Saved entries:
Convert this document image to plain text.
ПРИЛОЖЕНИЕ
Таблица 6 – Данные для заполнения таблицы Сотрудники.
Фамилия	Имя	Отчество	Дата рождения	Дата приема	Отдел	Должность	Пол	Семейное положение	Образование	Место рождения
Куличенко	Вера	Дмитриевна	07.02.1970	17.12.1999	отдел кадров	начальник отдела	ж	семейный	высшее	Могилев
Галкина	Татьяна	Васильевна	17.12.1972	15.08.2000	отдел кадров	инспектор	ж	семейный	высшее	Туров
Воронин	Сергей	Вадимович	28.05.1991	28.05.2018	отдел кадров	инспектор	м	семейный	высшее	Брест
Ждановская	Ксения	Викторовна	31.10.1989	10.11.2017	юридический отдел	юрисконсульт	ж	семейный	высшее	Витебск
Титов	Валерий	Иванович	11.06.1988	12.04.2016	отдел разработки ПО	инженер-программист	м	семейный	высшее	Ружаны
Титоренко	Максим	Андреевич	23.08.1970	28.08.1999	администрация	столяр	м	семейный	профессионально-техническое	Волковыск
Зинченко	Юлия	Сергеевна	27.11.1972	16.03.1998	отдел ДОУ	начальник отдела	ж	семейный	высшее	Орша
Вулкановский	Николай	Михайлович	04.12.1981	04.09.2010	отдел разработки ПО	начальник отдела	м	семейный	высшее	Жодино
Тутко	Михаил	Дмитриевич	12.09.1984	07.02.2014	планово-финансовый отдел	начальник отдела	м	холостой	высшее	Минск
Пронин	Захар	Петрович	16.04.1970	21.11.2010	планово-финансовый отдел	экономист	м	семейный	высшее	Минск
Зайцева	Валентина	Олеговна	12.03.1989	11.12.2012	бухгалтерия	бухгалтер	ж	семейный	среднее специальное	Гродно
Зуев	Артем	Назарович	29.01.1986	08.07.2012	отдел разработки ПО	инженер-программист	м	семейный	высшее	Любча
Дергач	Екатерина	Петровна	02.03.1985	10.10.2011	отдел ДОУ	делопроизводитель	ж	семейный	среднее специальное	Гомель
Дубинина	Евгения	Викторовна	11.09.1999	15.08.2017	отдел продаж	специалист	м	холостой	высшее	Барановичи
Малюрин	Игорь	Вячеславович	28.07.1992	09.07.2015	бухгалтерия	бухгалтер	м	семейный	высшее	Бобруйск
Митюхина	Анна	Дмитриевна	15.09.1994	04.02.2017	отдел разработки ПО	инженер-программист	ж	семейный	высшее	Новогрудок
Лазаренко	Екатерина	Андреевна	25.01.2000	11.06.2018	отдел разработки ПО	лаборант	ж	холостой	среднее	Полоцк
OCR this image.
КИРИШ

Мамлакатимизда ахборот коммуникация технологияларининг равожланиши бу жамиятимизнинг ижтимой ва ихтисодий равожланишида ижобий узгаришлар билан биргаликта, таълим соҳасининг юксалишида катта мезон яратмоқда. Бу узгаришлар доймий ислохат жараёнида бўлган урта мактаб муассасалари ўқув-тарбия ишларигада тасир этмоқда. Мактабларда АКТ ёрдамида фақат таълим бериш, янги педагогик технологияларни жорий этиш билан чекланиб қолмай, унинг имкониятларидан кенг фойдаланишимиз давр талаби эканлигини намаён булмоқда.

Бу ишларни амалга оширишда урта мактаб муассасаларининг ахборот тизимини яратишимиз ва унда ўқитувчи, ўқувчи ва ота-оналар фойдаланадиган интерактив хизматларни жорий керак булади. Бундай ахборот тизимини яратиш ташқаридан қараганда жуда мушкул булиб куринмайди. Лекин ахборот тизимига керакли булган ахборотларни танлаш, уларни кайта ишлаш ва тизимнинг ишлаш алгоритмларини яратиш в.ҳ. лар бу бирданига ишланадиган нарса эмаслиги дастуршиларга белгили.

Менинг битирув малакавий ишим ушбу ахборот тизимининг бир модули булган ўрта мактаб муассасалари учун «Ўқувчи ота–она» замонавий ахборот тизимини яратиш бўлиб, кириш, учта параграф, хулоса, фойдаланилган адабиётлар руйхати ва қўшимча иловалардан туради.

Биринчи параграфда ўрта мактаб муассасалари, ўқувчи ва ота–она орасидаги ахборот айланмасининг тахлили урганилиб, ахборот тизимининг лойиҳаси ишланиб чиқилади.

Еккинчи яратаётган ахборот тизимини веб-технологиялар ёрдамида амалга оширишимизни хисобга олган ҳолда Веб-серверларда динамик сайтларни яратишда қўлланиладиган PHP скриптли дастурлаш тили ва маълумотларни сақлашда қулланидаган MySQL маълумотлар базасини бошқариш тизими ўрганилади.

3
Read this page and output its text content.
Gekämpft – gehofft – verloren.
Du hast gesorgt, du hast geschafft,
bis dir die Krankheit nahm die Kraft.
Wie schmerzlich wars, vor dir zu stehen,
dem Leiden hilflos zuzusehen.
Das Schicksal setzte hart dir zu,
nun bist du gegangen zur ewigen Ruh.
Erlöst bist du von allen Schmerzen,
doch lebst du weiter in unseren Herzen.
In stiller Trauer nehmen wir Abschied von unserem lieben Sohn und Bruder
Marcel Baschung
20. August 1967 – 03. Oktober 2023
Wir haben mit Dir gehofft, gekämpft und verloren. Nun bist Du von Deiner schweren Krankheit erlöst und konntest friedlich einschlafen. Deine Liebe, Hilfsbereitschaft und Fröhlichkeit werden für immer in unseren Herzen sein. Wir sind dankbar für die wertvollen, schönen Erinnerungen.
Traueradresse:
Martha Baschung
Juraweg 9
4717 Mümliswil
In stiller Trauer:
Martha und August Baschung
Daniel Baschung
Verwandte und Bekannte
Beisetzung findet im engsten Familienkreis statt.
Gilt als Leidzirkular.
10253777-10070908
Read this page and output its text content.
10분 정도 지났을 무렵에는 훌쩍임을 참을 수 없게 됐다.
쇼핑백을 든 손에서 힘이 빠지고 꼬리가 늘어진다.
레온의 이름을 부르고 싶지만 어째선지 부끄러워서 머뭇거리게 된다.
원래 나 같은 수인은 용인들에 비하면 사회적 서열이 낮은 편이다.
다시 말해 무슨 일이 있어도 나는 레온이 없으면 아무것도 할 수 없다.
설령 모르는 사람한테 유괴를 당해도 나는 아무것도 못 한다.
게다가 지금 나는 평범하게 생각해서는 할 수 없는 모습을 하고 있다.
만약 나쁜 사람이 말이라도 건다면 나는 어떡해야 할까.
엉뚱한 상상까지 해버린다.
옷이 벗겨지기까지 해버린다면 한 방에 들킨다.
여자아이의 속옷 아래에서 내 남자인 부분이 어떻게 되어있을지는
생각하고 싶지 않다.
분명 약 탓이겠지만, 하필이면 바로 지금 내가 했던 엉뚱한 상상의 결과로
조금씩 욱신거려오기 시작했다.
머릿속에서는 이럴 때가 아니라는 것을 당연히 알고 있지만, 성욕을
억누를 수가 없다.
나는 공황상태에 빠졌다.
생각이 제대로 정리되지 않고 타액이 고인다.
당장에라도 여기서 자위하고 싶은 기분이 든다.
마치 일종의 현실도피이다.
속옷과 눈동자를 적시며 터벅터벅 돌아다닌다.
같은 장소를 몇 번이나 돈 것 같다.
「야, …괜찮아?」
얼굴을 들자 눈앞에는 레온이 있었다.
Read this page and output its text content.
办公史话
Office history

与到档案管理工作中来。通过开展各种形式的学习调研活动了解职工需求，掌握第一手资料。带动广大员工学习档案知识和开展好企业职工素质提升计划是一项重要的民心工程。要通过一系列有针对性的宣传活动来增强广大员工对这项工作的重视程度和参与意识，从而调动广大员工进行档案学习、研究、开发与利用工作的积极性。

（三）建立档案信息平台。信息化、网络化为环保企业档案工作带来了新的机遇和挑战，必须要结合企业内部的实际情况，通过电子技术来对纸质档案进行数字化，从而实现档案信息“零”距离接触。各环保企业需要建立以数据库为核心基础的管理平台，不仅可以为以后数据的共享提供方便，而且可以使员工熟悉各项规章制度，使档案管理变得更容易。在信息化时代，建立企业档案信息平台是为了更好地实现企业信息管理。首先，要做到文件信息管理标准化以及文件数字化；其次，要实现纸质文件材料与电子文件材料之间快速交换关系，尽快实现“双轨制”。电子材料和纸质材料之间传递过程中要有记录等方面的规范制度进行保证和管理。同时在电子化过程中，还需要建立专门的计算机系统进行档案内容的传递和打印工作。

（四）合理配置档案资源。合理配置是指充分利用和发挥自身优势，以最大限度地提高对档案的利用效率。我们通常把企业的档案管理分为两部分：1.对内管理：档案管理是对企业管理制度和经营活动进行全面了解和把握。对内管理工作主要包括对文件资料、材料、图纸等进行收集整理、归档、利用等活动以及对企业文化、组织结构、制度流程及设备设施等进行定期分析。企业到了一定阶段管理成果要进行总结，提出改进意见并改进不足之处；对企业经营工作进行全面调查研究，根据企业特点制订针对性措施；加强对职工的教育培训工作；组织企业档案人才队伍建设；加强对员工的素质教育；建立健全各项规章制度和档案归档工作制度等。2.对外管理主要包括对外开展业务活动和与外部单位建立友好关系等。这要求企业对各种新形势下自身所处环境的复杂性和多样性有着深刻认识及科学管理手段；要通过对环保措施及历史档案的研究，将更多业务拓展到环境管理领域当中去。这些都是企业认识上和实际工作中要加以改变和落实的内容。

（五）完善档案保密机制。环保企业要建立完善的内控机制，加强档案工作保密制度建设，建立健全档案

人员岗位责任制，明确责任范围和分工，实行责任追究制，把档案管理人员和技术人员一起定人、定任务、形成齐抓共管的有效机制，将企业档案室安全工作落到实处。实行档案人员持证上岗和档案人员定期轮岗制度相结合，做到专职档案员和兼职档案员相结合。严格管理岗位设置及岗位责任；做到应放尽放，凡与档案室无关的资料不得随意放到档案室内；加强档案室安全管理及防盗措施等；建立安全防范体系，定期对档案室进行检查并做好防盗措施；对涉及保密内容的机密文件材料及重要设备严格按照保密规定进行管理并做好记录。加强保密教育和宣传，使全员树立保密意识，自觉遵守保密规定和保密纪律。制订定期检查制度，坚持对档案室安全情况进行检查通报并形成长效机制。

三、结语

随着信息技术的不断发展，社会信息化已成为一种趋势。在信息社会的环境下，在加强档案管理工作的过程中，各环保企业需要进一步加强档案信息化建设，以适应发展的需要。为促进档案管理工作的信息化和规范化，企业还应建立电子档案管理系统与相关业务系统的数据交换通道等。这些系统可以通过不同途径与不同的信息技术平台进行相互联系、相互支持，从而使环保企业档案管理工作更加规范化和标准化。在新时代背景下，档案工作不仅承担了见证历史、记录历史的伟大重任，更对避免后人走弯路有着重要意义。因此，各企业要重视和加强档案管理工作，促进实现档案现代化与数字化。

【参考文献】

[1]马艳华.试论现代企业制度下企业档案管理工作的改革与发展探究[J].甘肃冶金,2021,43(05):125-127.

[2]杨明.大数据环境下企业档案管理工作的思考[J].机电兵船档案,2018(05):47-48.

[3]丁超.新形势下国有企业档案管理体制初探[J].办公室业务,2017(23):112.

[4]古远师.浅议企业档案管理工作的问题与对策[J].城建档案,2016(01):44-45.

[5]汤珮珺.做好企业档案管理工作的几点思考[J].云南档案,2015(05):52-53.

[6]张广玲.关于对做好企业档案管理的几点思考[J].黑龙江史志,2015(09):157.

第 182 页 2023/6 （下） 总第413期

■ **Request**
Search the material above for "Екатерина". Pull out each line where it shows up.

■ **Response for this exercise**
Дергач	Екатерина	Петровна	02.03.1985	10.10.2011	отдел ДОУ	делопроизводитель	ж	семейный	среднее специальное	Гомель
Лазаренко	Екатерина	Андреевна	25.01.2000	11.06.2018	отдел разработки ПО	лаборант	ж	холостой	среднее	Полоцк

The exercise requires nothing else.